* [Task] Scan the listing below and copy every line holding "传奇金头".

════════════════

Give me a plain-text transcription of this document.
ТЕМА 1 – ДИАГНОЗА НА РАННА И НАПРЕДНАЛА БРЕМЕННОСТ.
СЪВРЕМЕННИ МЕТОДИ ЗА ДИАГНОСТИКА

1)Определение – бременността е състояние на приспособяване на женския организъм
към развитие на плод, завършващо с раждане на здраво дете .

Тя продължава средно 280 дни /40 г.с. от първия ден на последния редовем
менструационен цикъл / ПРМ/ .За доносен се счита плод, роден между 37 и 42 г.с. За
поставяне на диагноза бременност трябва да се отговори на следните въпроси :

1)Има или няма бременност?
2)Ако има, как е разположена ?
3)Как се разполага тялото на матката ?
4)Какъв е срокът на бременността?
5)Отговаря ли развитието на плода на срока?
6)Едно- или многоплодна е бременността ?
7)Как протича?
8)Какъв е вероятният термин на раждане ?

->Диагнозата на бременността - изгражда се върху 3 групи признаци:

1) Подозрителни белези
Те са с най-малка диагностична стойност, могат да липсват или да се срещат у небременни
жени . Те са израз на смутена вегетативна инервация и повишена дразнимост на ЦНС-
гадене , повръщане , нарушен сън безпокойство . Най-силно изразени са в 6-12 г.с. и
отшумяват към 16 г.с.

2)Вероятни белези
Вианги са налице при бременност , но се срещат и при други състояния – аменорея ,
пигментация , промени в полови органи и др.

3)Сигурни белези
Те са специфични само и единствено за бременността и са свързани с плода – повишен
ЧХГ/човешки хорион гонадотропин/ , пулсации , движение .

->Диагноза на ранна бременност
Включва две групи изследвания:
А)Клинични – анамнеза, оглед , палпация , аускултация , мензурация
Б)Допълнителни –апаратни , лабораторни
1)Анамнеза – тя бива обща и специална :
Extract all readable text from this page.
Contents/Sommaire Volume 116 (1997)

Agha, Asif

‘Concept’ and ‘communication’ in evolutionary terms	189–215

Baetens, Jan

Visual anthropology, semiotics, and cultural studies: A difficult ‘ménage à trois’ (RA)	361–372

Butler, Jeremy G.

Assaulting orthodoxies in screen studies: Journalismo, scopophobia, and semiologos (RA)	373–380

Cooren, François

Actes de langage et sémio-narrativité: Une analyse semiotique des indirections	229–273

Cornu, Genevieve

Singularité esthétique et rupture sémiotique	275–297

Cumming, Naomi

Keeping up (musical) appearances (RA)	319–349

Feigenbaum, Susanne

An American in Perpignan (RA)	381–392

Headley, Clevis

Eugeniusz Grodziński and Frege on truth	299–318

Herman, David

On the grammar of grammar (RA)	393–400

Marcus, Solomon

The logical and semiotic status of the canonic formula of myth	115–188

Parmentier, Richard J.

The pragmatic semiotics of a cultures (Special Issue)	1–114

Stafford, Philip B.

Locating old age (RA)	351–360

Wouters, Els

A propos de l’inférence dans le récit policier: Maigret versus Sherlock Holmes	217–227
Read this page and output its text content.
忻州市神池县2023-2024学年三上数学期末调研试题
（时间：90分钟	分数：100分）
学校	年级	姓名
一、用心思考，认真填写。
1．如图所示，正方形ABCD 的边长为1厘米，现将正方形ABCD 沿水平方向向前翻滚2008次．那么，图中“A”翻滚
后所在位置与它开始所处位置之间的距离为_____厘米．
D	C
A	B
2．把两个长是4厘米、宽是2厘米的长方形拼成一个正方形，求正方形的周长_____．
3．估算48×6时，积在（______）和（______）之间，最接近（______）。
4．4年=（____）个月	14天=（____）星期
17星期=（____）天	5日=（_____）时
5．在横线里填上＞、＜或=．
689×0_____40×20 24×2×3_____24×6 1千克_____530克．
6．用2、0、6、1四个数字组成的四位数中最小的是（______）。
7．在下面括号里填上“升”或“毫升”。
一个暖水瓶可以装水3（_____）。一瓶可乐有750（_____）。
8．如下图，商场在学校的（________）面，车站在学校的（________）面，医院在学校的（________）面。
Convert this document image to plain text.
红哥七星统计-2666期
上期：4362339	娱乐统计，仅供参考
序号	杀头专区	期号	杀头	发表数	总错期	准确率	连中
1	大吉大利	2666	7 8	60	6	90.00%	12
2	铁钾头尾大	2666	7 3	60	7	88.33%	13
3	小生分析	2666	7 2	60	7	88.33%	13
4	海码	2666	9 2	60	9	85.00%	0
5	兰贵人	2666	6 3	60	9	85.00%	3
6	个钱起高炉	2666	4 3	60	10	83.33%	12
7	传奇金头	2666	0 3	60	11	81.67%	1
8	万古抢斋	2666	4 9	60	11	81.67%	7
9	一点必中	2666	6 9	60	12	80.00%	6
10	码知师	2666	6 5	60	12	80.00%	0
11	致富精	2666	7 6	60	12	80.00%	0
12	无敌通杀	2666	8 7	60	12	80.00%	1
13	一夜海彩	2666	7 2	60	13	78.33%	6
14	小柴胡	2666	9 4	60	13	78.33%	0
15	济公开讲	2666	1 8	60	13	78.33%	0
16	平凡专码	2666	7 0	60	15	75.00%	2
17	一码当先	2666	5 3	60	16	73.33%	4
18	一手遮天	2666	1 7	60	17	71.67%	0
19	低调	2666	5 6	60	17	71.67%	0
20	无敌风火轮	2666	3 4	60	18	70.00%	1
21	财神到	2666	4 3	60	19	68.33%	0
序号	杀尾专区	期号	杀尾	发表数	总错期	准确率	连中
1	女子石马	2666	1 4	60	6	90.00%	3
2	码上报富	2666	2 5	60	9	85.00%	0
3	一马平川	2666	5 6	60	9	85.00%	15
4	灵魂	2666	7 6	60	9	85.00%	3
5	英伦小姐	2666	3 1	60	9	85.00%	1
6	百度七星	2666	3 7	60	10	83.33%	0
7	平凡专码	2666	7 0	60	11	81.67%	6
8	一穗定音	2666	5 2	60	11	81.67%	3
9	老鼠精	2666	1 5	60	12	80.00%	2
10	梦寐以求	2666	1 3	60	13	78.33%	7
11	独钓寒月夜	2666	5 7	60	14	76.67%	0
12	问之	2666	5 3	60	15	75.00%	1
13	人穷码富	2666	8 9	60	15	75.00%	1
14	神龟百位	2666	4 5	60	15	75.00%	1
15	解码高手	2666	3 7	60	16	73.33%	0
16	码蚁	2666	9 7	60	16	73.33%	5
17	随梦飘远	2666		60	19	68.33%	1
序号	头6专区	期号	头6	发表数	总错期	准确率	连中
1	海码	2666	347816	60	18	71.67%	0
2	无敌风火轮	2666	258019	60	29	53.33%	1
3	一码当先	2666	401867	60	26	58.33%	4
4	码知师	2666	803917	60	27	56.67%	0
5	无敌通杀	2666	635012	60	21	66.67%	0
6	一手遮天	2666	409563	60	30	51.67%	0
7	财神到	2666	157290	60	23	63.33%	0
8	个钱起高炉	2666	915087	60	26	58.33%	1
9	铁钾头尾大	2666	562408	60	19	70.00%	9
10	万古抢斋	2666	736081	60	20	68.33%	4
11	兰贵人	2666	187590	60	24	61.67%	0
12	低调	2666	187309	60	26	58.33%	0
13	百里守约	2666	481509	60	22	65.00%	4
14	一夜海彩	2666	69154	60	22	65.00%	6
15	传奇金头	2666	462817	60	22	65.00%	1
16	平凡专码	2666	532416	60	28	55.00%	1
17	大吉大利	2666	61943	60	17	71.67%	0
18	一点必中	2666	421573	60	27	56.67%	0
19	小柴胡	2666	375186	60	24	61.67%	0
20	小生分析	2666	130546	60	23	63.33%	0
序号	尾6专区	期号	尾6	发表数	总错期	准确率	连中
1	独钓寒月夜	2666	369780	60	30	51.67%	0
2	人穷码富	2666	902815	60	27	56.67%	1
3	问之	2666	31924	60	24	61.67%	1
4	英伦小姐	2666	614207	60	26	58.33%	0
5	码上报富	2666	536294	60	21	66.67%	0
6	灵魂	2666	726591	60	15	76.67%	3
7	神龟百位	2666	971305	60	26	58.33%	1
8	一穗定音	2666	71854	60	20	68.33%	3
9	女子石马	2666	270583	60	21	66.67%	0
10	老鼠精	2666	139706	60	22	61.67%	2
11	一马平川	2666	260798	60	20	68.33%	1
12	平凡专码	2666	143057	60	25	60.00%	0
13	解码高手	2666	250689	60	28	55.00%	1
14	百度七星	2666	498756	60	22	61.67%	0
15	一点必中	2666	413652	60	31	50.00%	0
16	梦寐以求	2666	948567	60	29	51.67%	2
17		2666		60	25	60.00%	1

════════════════

* [Solution for this exercise]
7	传奇金头	2666	0 3	60	11	81.67%	1
15	传奇金头	2666	462817	60	22	65.00%	1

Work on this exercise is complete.